**PROBLEM:**
The listing below should be printed exactly, every line of it. Skip the pictures.

===== MATERIAL SHOWN =====

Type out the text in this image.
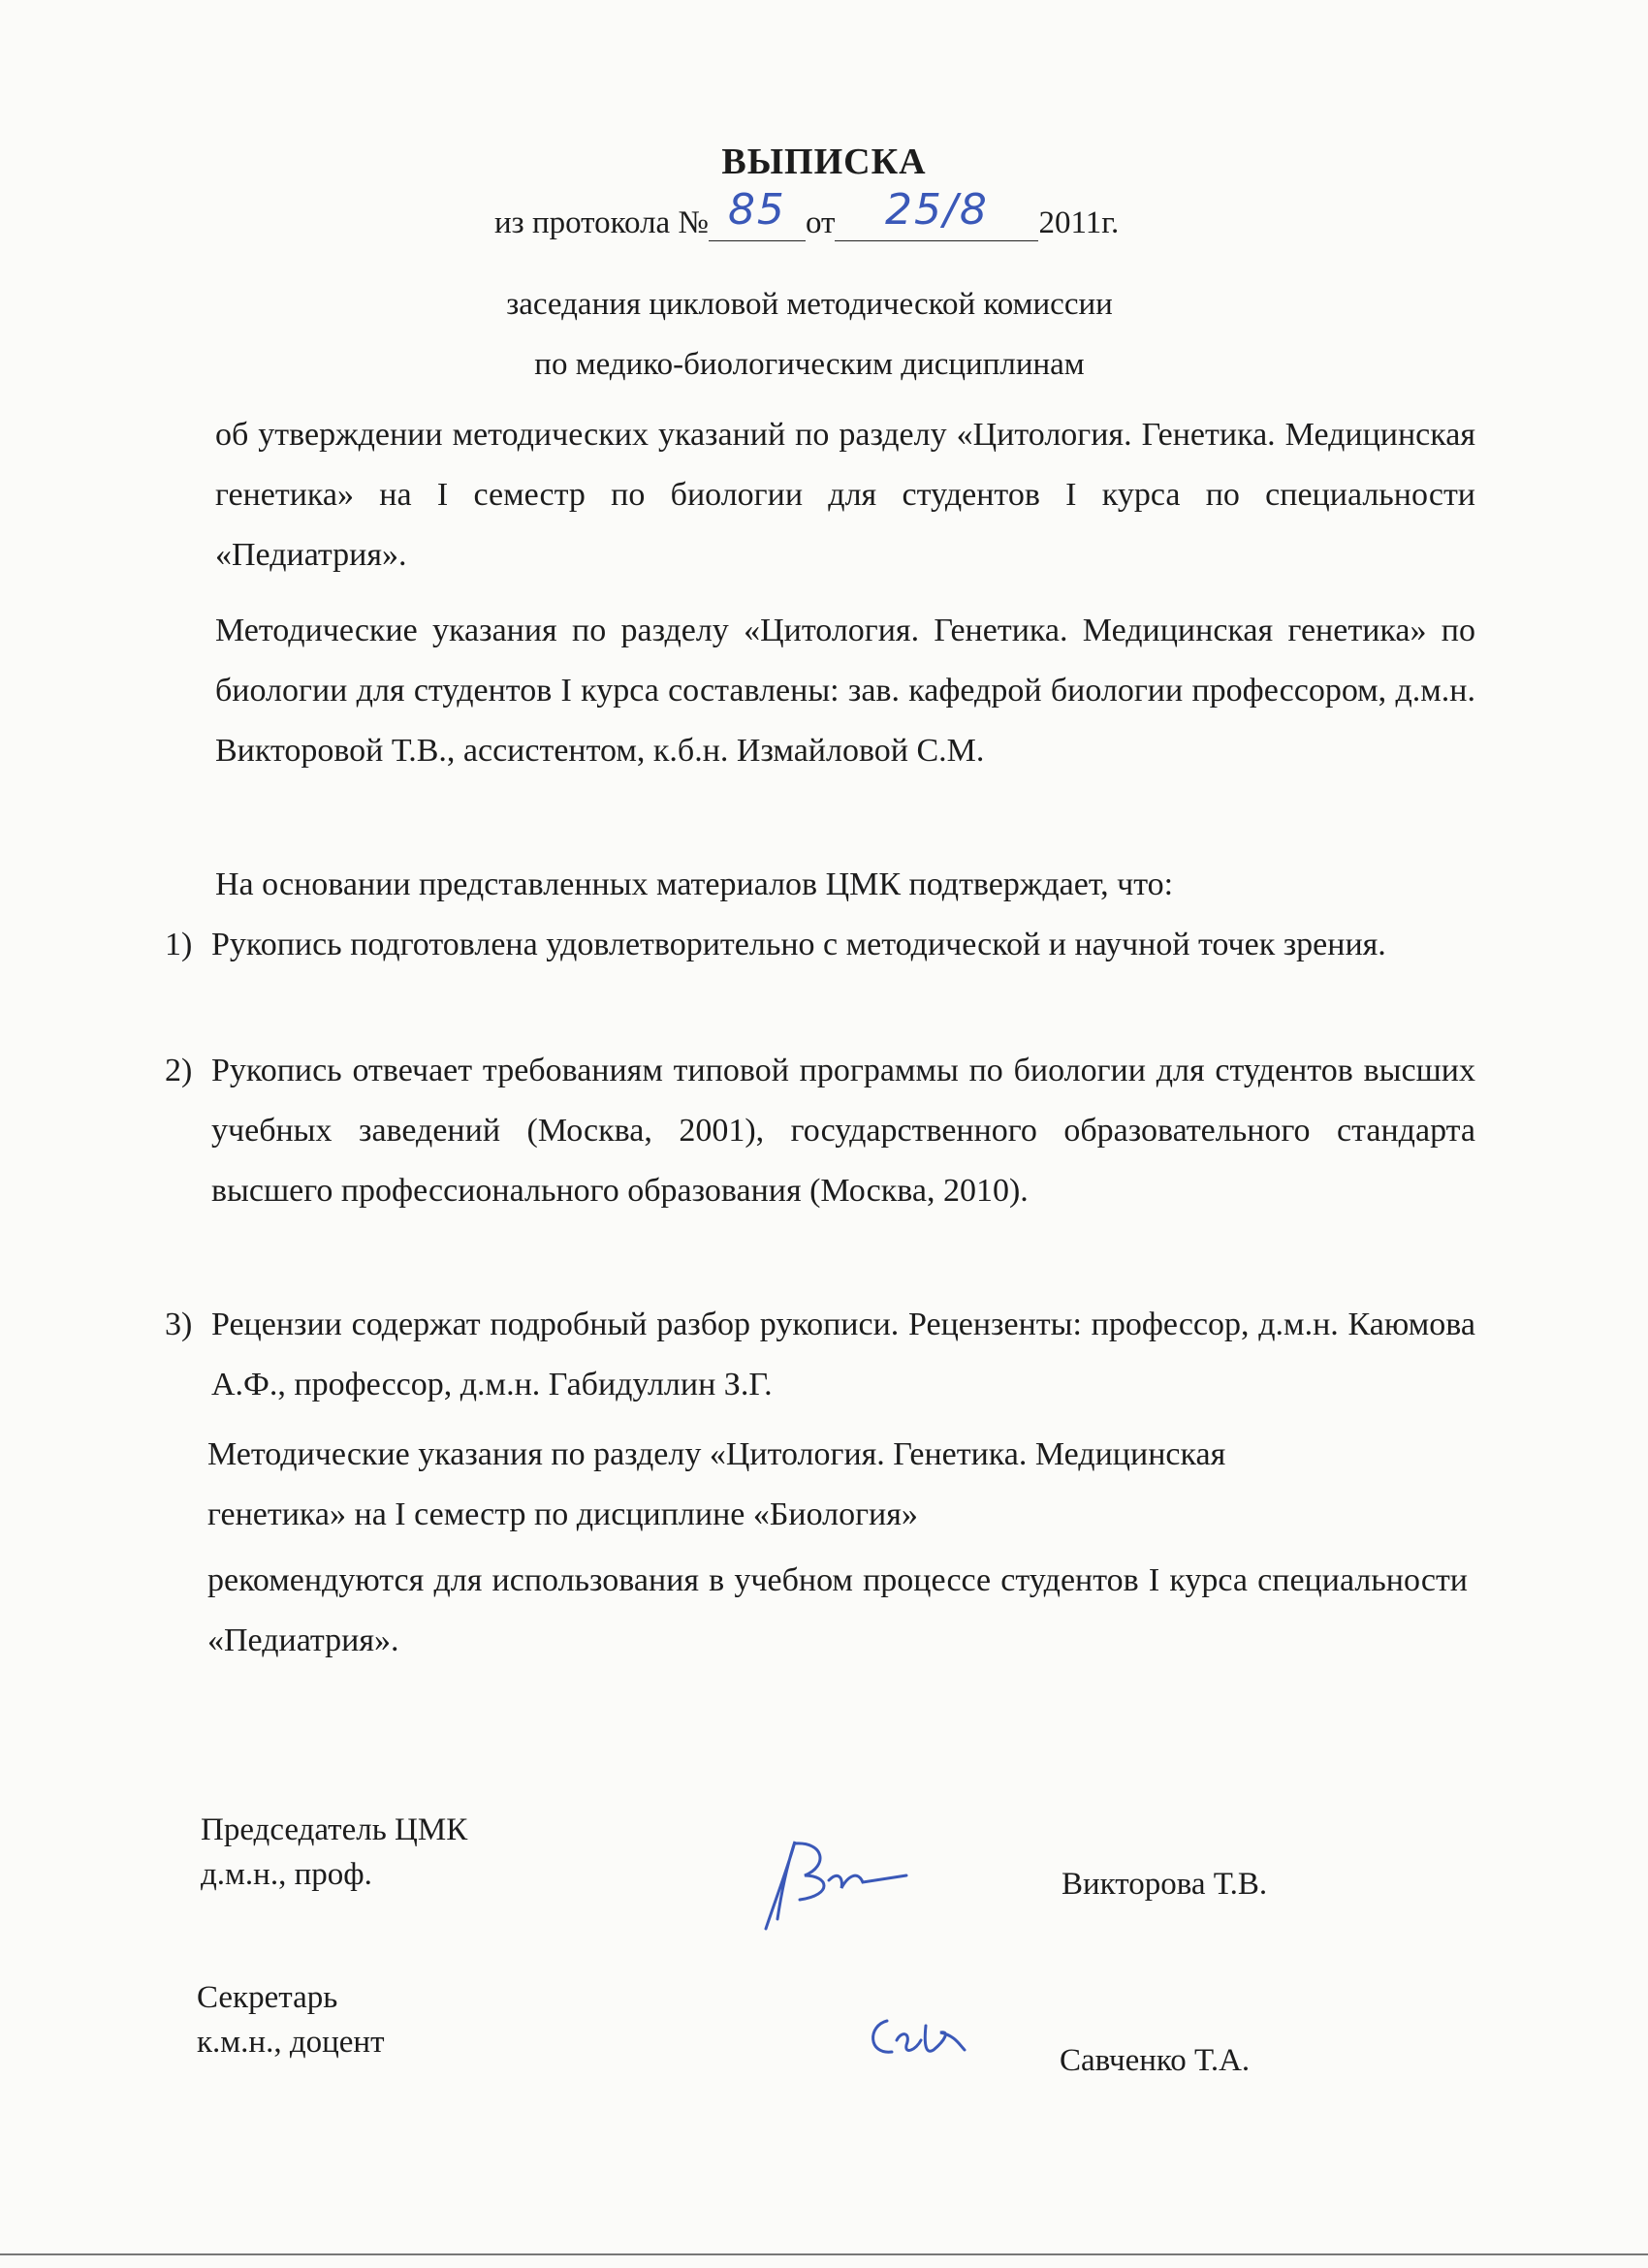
ВЫПИСКА
из протокола № 85 от	25/8	2011г.
заседания цикловой методической комиссии
по медико-биологическим дисциплинам
об утверждении методических указаний по разделу «Цитология. Генетика. Медицинская генетика» на I семестр по биологии для студентов I курса по специальности «Педиатрия».
Методические указания по разделу «Цитология. Генетика. Медицинская генетика» по биологии для студентов I курса составлены: зав. кафедрой биологии профессором, д.м.н. Викторовой Т.В., ассистентом, к.б.н. Измайловой С.М.
На основании представленных материалов ЦМК подтверждает, что:
1) Рукопись подготовлена удовлетворительно с методической и научной точек зрения.
2) Рукопись отвечает требованиям типовой программы по биологии для студентов высших учебных заведений (Москва, 2001), государственного образовательного стандарта высшего профессионального образования (Москва, 2010).
3) Рецензии содержат подробный разбор рукописи. Рецензенты: профессор, д.м.н. Каюмова А.Ф., профессор, д.м.н. Габидуллин З.Г.
Методические указания по разделу «Цитология. Генетика. Медицинская генетика» на I семестр по дисциплине «Биология»
рекомендуются для использования в учебном процессе студентов I курса специальности «Педиатрия».
Председатель ЦМК
д.м.н., проф.	Викторова Т.В.
Секретарь
к.м.н., доцент
Савченко Т.А.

=====

**TASK ANSWER:**
Type out the text in this image.
ВЫПИСКА
из протокола № 85 от	25/8	2011г.
заседания цикловой методической комиссии
по медико-биологическим дисциплинам
об утверждении методических указаний по разделу «Цитология. Генетика. Медицинская генетика» на I семестр по биологии для студентов I курса по специальности «Педиатрия».
Методические указания по разделу «Цитология. Генетика. Медицинская генетика» по биологии для студентов I курса составлены: зав. кафедрой биологии профессором, д.м.н. Викторовой Т.В., ассистентом, к.б.н. Измайловой С.М.
На основании представленных материалов ЦМК подтверждает, что:
1) Рукопись подготовлена удовлетворительно с методической и научной точек зрения.
2) Рукопись отвечает требованиям типовой программы по биологии для студентов высших учебных заведений (Москва, 2001), государственного образовательного стандарта высшего профессионального образования (Москва, 2010).
3) Рецензии содержат подробный разбор рукописи. Рецензенты: профессор, д.м.н. Каюмова А.Ф., профессор, д.м.н. Габидуллин З.Г.
Методические указания по разделу «Цитология. Генетика. Медицинская генетика» на I семестр по дисциплине «Биология»
рекомендуются для использования в учебном процессе студентов I курса специальности «Педиатрия».
Председатель ЦМК
д.м.н., проф.	Викторова Т.В.
Секретарь
к.м.н., доцент
Савченко Т.А.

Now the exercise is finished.